Material shown:
========================================================================
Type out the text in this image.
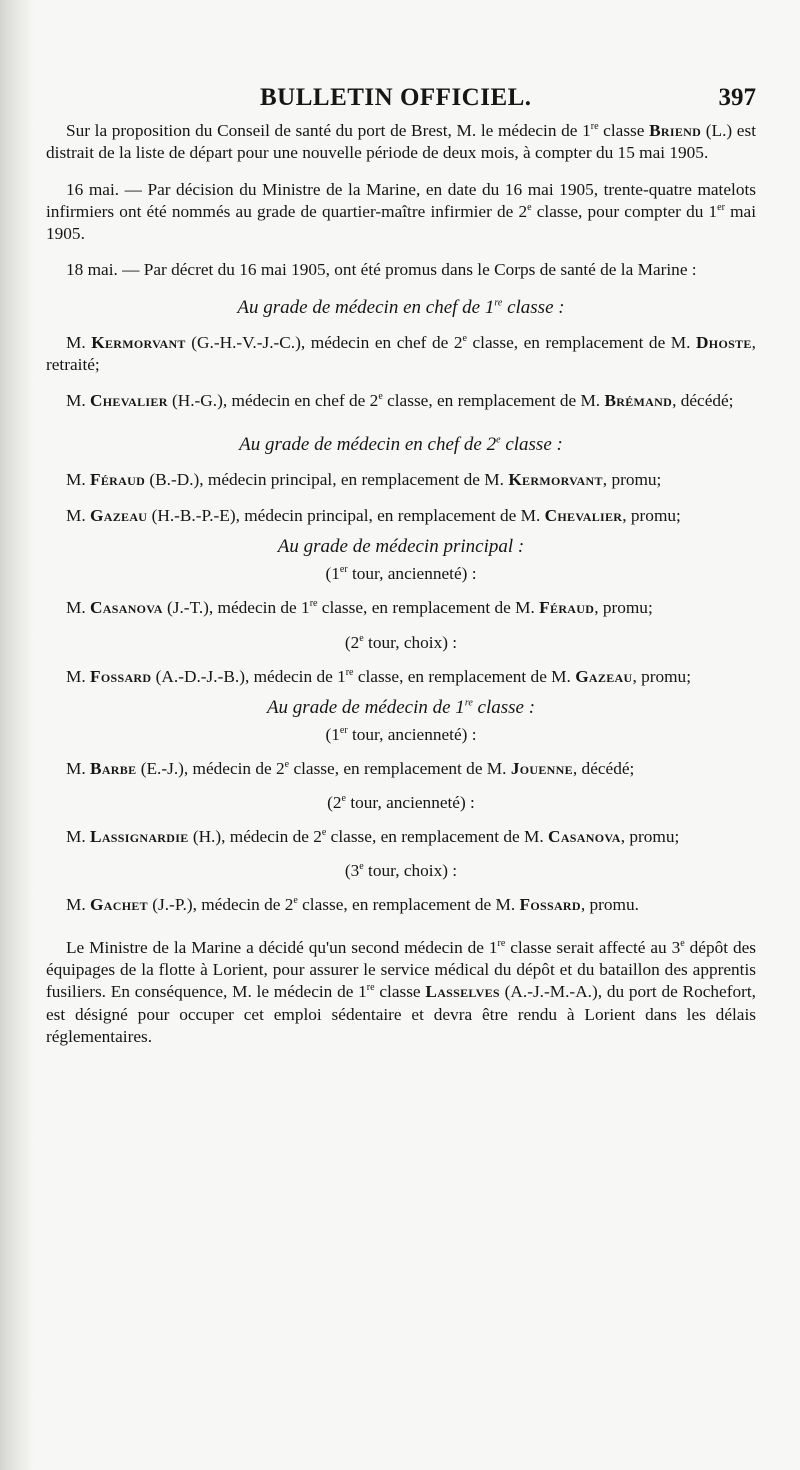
BULLETIN OFFICIEL.	397

Sur la proposition du Conseil de santé du port de Brest, M. le médecin de 1re classe Briend (L.) est distrait de la liste de départ pour une nouvelle période de deux mois, à compter du 15 mai 1905.

16 mai. — Par décision du Ministre de la Marine, en date du 16 mai 1905, trente-quatre matelots infirmiers ont été nommés au grade de quartier-maître infirmier de 2e classe, pour compter du 1er mai 1905.

18 mai. — Par décret du 16 mai 1905, ont été promus dans le Corps de santé de la Marine :

Au grade de médecin en chef de 1re classe :

M. Kermorvant (G.-H.-V.-J.-C.), médecin en chef de 2e classe, en remplacement de M. Dhoste, retraité;

M. Chevalier (H.-G.), médecin en chef de 2e classe, en remplacement de M. Brémand, décédé;

Au grade de médecin en chef de 2e classe :

M. Féraud (B.-D.), médecin principal, en remplacement de M. Kermorvant, promu;

M. Gazeau (H.-B.-P.-E), médecin principal, en remplacement de M. Chevalier, promu;

Au grade de médecin principal :
(1er tour, ancienneté) :

M. Casanova (J.-T.), médecin de 1re classe, en remplacement de M. Féraud, promu;

(2e tour, choix) :

M. Fossard (A.-D.-J.-B.), médecin de 1re classe, en remplacement de M. Gazeau, promu;

Au grade de médecin de 1re classe :
(1er tour, ancienneté) :

M. Barbe (E.-J.), médecin de 2e classe, en remplacement de M. Jouenne, décédé;

(2e tour, ancienneté) :

M. Lassignardie (H.), médecin de 2e classe, en remplacement de M. Casanova, promu;

(3e tour, choix) :

M. Gachet (J.-P.), médecin de 2e classe, en remplacement de M. Fossard, promu.

Le Ministre de la Marine a décidé qu'un second médecin de 1re classe serait affecté au 3e dépôt des équipages de la flotte à Lorient, pour assurer le service médical du dépôt et du bataillon des apprentis fusiliers. En conséquence, M. le médecin de 1re classe Lasselves (A.-J.-M.-A.), du port de Rochefort, est désigné pour occuper cet emploi sédentaire et devra être rendu à Lorient dans les délais réglementaires.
========================================================================
Task description: Select all lines in the listing above where the word "principal" appears, and show them.

Result below:
M. Féraud (B.-D.), médecin principal, en remplacement de M. Kermorvant, promu;
M. Gazeau (H.-B.-P.-E), médecin principal, en remplacement de M. Chevalier, promu;
Au grade de médecin principal :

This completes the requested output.